» **Stated problem**:
Put the lines of the material below into a JSON list of strings, one string per line, skipping blank lines and leaving out the pictures. Begin at the line that has "Output each element" and stop after the line that has "y-tick-label: 10⁻⁷ bbox=[59, 519, 82, 531]".

» **Data entries**:
__________
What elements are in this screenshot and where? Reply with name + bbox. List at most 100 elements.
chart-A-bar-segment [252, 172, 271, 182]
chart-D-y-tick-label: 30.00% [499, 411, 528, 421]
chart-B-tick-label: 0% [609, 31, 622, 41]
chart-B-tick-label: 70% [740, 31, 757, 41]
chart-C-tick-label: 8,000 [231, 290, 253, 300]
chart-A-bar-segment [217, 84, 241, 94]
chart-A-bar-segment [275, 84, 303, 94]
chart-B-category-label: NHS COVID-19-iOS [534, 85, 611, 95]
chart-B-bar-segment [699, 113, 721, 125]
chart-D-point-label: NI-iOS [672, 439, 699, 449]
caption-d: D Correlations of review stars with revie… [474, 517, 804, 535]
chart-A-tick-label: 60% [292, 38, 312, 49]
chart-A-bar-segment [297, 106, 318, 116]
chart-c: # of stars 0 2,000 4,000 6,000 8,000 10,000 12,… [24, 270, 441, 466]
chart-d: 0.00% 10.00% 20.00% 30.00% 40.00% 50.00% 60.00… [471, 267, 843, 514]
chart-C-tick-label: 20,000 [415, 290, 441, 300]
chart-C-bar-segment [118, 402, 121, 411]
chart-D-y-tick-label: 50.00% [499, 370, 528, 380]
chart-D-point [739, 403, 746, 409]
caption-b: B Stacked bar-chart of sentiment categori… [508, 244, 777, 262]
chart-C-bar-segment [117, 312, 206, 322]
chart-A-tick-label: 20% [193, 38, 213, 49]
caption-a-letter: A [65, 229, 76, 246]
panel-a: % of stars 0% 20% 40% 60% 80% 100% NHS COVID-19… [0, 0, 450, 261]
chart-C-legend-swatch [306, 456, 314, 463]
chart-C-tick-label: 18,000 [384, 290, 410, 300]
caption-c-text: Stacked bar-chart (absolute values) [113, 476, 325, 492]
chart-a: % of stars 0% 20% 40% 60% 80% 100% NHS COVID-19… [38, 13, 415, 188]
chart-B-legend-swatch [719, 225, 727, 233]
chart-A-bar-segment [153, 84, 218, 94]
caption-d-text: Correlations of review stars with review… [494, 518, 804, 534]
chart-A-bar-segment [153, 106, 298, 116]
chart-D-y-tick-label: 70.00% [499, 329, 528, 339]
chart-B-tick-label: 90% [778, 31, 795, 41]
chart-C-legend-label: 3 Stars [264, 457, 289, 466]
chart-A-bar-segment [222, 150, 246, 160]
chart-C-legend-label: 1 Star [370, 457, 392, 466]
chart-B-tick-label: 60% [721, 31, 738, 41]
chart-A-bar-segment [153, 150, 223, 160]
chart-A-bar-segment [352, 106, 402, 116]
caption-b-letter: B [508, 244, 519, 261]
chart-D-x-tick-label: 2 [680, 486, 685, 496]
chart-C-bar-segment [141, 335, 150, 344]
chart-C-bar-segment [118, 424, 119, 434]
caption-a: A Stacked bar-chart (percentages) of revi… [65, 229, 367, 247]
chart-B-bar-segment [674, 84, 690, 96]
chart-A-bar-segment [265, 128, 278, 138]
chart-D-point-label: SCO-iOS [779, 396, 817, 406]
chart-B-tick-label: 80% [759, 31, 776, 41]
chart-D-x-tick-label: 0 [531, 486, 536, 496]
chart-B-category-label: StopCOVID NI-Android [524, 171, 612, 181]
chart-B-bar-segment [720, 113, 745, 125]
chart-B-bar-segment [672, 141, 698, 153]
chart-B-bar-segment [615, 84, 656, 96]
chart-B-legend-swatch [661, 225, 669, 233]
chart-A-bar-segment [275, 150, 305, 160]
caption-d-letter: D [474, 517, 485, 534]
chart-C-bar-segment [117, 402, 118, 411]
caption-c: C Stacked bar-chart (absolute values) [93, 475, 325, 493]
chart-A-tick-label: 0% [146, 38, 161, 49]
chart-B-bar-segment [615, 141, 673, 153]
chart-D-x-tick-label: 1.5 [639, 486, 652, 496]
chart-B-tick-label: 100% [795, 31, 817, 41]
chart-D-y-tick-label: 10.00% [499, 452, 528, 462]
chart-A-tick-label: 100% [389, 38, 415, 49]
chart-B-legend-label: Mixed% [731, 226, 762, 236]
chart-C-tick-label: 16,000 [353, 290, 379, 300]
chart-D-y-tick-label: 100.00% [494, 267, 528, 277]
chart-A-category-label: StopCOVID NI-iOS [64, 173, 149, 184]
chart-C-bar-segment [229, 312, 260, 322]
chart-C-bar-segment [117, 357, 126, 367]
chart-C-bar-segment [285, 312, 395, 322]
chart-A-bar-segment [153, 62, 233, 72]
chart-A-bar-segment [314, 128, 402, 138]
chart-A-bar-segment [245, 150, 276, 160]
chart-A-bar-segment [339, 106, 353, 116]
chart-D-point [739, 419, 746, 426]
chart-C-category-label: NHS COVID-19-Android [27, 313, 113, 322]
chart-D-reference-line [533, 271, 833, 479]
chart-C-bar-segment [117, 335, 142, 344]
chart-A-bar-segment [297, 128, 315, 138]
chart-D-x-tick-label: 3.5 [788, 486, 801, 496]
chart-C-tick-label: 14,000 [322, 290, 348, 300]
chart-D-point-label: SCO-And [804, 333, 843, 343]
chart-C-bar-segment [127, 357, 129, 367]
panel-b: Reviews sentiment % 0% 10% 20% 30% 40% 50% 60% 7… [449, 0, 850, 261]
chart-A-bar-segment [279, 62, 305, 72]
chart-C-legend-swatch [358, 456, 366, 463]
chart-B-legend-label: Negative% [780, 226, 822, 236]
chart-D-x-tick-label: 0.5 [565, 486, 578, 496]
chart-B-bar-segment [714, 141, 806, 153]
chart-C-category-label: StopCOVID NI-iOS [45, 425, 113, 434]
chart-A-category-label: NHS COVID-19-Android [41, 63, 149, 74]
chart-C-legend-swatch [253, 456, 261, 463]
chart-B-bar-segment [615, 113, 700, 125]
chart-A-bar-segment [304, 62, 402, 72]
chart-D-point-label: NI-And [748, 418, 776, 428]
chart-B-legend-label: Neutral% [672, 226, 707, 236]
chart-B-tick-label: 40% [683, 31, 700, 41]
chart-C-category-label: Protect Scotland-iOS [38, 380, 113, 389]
__________
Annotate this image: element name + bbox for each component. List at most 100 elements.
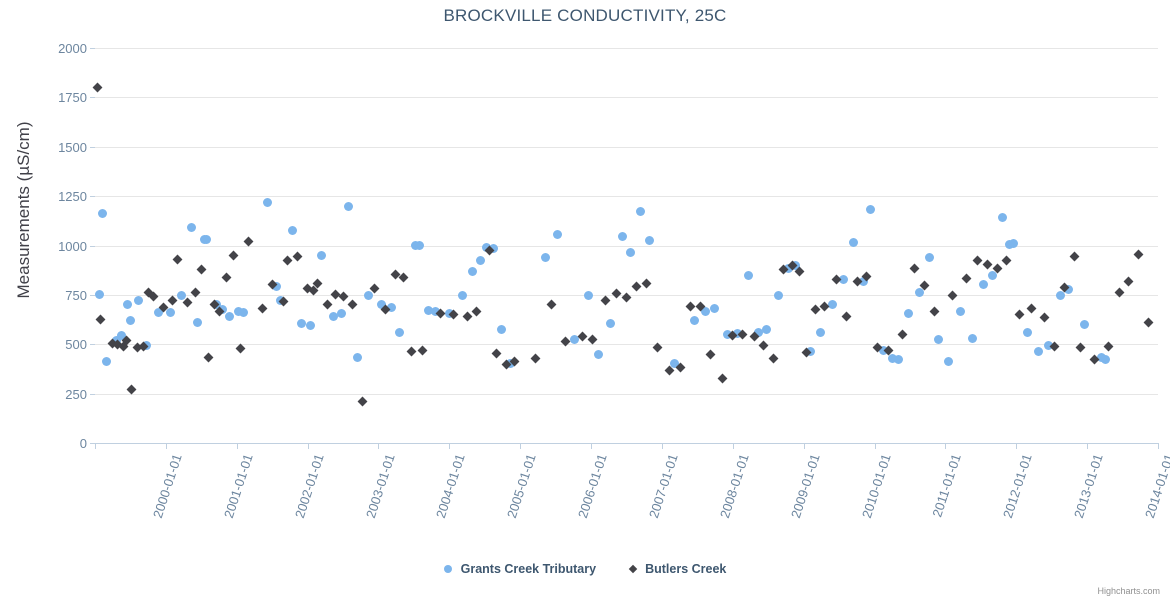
__________
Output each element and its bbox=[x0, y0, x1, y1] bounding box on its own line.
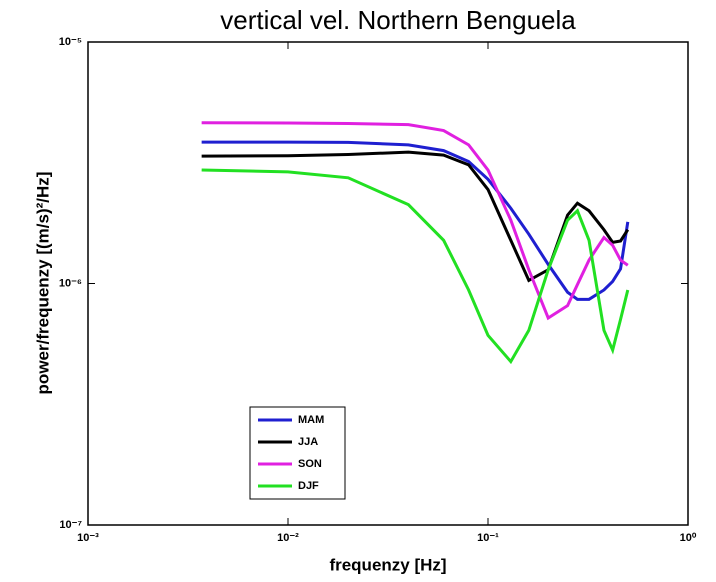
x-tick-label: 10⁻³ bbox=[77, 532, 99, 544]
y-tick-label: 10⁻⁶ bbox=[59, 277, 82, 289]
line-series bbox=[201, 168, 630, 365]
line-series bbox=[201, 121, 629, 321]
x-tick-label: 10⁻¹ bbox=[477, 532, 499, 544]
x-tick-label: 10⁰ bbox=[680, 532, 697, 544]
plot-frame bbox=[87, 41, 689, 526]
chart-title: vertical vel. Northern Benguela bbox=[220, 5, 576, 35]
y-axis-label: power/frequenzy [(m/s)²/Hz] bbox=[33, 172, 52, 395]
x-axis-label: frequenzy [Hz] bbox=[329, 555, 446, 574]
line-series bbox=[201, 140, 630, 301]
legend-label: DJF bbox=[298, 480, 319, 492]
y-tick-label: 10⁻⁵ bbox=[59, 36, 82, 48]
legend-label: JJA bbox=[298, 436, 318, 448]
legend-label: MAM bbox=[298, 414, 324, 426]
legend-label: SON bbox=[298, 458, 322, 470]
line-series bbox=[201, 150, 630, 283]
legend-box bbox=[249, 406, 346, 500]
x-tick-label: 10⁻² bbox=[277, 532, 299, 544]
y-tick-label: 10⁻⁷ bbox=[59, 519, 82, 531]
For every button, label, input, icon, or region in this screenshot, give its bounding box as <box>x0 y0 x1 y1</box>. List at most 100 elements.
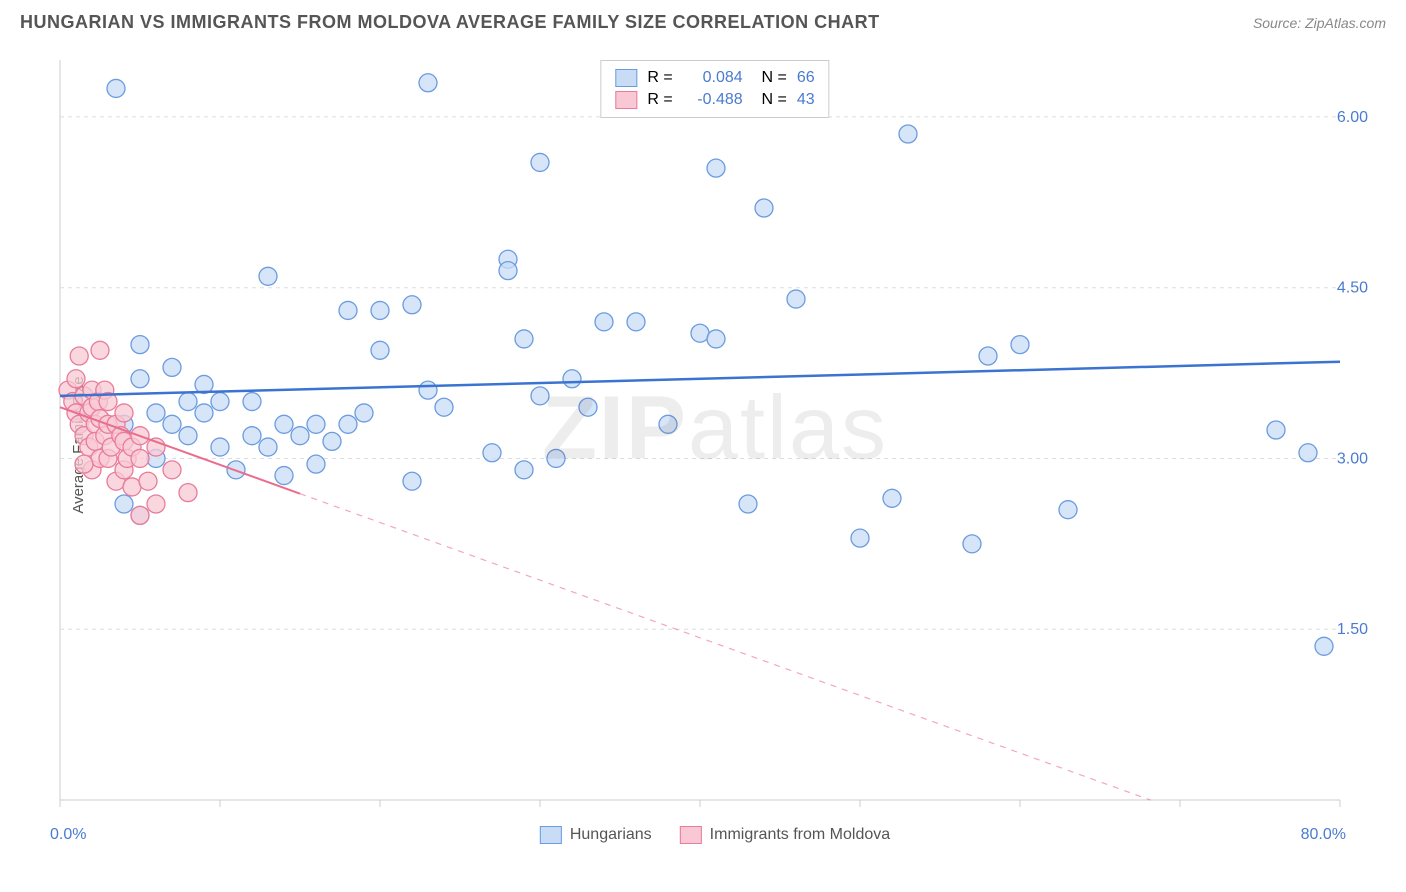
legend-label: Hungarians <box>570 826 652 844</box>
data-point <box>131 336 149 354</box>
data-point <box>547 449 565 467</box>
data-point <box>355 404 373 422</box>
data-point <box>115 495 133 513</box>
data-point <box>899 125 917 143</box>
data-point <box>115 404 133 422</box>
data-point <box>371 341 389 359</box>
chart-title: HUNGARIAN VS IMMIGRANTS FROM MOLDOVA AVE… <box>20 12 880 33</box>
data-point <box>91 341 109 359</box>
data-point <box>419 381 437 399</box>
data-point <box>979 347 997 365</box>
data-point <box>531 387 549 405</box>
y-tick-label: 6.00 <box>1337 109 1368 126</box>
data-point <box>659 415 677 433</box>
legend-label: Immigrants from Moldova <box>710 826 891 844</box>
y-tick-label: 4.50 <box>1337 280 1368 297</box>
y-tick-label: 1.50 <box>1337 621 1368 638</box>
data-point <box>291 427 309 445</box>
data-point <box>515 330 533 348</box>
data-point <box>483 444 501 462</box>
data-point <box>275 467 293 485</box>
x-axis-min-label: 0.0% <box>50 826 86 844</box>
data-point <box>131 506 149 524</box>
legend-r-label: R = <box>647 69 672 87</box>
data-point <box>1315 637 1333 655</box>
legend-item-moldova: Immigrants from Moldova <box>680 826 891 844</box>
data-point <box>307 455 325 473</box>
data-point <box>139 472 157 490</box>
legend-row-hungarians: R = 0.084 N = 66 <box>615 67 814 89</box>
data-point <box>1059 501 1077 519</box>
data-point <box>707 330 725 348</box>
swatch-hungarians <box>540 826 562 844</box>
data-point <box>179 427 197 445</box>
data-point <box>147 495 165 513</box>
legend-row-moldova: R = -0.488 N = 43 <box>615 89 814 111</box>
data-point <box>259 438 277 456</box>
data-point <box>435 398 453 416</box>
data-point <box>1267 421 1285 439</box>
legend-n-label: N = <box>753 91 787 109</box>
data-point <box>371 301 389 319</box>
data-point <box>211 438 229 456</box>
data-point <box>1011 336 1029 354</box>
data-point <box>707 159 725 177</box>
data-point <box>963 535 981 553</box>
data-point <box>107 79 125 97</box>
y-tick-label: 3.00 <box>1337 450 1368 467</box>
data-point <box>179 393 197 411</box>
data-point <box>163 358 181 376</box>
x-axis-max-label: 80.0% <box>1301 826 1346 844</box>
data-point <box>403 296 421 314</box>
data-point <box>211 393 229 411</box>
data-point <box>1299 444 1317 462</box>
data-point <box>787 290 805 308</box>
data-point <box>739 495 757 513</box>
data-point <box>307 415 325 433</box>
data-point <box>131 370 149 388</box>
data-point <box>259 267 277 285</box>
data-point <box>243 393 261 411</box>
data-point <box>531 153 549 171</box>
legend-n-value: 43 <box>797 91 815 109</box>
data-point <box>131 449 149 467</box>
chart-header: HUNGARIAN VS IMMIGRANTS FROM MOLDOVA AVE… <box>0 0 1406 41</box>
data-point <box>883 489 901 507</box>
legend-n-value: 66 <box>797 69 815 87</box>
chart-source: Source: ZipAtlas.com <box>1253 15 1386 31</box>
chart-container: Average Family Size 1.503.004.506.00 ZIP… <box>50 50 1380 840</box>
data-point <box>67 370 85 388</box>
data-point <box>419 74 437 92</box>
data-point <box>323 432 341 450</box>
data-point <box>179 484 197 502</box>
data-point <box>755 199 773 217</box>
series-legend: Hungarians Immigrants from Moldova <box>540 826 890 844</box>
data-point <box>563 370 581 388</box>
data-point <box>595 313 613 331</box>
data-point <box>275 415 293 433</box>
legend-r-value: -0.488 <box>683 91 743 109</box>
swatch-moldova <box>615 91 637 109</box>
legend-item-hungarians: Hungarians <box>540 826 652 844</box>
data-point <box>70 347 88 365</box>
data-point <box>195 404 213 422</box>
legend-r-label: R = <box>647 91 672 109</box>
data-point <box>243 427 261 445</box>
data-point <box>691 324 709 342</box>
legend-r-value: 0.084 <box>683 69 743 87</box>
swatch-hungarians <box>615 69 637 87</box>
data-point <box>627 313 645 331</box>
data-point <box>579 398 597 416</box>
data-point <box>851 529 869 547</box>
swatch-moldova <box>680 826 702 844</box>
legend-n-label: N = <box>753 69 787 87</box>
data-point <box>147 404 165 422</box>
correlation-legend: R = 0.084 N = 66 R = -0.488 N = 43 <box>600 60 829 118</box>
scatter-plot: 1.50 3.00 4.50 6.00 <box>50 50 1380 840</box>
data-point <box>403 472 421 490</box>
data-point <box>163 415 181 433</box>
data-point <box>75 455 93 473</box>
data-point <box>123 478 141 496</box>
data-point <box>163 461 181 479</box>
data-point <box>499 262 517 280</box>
__________
» **Correct answer**:
[
  "Output each element and its bbox=[x0, y0, x1, y1] bounding box on its own line.",
  "x-tick-label: 10⁻³ bbox=[77, 532, 99, 544]",
  "y-tick-label: 10⁻⁶ bbox=[59, 277, 82, 289]",
  "line-series bbox=[201, 168, 630, 365]",
  "line-series bbox=[201, 121, 629, 321]",
  "x-tick-label: 10⁻¹ bbox=[477, 532, 499, 544]",
  "x-tick-label: 10⁰ bbox=[680, 532, 697, 544]",
  "plot-frame bbox=[87, 41, 689, 526]",
  "chart-title: vertical vel. Northern Benguela bbox=[220, 5, 576, 35]",
  "y-axis-label: power/frequenzy [(m/s)²/Hz] bbox=[33, 172, 52, 395]",
  "x-axis-label: frequenzy [Hz] bbox=[329, 555, 446, 574]",
  "line-series bbox=[201, 140, 630, 301]",
  "legend-label: DJF bbox=[298, 480, 319, 492]",
  "y-tick-label: 10⁻⁵ bbox=[59, 36, 82, 48]",
  "legend-label: JJA bbox=[298, 436, 318, 448]",
  "legend-label: MAM bbox=[298, 414, 324, 426]",
  "legend-label: SON bbox=[298, 458, 322, 470]",
  "line-series bbox=[201, 150, 630, 283]",
  "legend-box bbox=[249, 406, 346, 500]",
  "x-tick-label: 10⁻² bbox=[277, 532, 299, 544]",
  "y-tick-label: 10⁻⁷ bbox=[59, 519, 82, 531]"
]